> **WHAT YOU NEED TO DO**: The required answer is every line of the data containing the word "leckt".
#####
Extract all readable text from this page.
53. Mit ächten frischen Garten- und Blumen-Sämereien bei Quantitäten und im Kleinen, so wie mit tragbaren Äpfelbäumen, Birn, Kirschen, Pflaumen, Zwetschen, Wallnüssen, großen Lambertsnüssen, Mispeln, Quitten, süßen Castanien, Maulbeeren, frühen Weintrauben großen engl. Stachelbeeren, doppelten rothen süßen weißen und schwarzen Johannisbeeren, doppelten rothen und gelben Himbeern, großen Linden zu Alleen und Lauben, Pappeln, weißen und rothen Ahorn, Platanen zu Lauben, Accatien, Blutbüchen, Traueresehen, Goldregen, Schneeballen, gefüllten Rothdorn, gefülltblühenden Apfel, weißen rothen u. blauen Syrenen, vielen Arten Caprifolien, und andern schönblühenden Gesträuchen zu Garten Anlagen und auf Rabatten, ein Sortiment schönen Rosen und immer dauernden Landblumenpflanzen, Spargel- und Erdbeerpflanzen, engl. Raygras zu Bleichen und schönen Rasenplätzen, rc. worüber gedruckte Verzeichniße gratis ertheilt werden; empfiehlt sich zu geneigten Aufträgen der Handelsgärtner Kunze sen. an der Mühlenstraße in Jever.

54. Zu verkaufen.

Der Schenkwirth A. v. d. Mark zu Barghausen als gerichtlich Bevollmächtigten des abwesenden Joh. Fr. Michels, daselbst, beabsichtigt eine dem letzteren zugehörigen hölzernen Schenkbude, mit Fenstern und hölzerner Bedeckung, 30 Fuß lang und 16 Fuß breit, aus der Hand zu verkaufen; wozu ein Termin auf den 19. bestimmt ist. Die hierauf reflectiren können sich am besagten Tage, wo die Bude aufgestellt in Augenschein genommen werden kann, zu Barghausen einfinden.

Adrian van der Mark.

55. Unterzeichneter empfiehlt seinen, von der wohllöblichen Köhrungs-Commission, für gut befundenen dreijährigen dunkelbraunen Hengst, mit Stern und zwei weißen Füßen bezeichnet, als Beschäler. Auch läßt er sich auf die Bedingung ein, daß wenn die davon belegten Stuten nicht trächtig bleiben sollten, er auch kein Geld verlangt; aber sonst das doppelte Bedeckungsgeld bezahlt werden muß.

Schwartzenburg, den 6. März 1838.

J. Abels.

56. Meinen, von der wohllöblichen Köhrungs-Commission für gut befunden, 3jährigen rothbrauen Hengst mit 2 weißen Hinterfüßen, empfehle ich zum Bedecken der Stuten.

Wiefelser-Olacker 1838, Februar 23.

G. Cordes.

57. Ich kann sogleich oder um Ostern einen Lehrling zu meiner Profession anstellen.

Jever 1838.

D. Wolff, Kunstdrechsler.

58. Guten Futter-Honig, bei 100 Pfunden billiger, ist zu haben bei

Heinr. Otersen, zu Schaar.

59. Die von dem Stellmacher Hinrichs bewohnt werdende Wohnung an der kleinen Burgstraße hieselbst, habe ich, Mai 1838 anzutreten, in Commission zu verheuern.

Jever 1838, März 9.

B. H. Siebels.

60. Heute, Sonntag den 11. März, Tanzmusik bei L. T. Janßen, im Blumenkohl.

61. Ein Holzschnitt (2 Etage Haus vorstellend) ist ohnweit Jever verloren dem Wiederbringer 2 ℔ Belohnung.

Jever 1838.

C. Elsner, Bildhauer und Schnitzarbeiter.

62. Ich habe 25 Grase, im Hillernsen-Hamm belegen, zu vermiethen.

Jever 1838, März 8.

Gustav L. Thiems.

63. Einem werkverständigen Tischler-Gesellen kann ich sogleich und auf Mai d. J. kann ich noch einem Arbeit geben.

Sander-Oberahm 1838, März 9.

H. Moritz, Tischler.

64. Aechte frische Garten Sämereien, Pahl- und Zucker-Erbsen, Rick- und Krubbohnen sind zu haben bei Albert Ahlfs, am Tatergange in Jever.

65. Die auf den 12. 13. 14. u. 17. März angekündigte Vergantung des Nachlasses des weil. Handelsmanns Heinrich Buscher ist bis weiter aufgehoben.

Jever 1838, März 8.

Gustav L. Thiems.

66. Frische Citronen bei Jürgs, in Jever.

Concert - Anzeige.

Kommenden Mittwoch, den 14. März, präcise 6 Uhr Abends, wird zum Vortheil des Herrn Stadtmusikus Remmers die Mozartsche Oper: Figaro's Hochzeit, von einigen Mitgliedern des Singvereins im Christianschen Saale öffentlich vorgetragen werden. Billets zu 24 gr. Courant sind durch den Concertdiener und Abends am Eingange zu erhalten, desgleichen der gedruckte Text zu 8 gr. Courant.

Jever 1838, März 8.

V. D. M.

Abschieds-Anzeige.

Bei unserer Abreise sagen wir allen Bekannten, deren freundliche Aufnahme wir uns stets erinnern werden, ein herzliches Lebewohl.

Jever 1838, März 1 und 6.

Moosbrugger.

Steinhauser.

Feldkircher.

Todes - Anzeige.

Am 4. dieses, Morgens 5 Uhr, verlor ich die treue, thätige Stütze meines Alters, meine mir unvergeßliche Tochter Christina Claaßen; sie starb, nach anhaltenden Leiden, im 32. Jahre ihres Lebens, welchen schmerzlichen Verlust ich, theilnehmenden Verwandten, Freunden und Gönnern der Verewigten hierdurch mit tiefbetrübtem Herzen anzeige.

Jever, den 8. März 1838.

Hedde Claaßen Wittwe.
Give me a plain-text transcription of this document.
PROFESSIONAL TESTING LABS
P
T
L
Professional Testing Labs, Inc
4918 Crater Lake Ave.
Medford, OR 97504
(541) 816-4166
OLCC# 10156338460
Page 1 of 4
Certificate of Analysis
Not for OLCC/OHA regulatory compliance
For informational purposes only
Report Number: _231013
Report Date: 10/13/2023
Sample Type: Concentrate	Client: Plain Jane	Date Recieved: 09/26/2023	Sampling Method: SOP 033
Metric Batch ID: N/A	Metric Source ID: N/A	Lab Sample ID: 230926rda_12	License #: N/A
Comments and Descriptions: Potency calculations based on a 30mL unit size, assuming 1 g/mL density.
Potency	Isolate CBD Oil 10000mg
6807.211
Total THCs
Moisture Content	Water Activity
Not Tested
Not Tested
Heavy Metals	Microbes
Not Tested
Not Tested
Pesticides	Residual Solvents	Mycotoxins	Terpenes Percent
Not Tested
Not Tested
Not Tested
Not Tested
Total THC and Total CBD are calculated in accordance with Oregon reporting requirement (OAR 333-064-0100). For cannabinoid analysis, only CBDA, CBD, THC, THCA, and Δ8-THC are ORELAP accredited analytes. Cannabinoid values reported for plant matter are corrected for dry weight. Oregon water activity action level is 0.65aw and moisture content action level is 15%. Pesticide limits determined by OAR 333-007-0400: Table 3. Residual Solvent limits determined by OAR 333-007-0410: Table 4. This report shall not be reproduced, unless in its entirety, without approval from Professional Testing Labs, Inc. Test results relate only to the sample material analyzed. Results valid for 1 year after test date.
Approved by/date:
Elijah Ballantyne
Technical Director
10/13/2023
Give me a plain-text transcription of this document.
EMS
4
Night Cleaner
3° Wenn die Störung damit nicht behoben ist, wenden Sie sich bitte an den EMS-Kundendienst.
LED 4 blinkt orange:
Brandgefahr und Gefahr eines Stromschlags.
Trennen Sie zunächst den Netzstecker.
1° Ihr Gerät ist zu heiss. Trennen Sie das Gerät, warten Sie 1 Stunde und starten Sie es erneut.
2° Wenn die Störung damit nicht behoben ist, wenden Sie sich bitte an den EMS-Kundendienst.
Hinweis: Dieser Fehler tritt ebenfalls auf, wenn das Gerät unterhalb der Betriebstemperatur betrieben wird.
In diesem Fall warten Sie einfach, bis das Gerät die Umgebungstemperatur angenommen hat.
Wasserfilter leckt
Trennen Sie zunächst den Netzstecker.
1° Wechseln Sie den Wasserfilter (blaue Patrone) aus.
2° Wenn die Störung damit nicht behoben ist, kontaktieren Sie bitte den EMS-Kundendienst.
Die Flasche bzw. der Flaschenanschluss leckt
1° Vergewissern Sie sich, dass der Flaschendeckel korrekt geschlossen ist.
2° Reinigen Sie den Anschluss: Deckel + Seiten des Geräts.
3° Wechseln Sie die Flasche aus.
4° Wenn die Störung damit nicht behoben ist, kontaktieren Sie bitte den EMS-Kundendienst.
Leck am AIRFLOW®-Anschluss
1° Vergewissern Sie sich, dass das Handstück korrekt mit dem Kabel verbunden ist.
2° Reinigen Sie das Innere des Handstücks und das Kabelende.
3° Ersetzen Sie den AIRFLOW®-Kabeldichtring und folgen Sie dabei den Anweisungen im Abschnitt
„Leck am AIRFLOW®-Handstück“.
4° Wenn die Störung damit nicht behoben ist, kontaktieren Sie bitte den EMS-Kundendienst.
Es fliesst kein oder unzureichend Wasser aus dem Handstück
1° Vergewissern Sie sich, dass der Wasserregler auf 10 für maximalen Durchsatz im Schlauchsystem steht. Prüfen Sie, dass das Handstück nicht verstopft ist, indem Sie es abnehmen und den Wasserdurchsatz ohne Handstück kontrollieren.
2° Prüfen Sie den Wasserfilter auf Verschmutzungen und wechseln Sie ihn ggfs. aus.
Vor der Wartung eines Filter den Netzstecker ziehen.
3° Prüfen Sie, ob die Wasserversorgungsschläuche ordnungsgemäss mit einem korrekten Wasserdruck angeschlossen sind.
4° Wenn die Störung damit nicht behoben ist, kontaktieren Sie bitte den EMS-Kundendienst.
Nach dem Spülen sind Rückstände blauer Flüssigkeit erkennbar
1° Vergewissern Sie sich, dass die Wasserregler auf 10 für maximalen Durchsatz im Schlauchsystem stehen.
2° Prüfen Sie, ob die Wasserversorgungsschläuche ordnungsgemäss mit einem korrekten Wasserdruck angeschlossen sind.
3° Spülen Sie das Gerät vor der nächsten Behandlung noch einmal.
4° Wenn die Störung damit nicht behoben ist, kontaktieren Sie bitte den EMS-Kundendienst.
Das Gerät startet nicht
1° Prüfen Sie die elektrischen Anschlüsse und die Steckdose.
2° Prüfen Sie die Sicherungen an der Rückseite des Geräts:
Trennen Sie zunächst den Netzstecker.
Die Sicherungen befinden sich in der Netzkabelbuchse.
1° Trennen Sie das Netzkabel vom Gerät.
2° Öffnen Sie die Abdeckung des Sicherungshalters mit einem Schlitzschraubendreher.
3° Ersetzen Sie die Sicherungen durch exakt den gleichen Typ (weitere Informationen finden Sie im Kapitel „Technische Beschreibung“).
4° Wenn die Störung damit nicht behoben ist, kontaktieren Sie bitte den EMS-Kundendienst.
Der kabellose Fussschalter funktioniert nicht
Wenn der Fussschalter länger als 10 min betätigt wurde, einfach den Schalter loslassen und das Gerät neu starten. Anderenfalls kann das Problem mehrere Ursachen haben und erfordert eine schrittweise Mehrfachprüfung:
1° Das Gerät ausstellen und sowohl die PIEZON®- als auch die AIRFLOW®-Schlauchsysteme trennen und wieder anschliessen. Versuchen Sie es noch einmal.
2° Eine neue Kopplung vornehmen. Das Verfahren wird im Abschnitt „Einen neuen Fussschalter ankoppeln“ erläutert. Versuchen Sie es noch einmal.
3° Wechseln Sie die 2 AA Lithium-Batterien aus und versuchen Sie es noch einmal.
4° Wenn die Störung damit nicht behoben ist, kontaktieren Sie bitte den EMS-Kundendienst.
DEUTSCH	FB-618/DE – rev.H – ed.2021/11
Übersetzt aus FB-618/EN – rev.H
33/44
#####
> **OUTPUT OF THE TASK**:
Wasserfilter leckt
Die Flasche bzw. der Flaschenanschluss leckt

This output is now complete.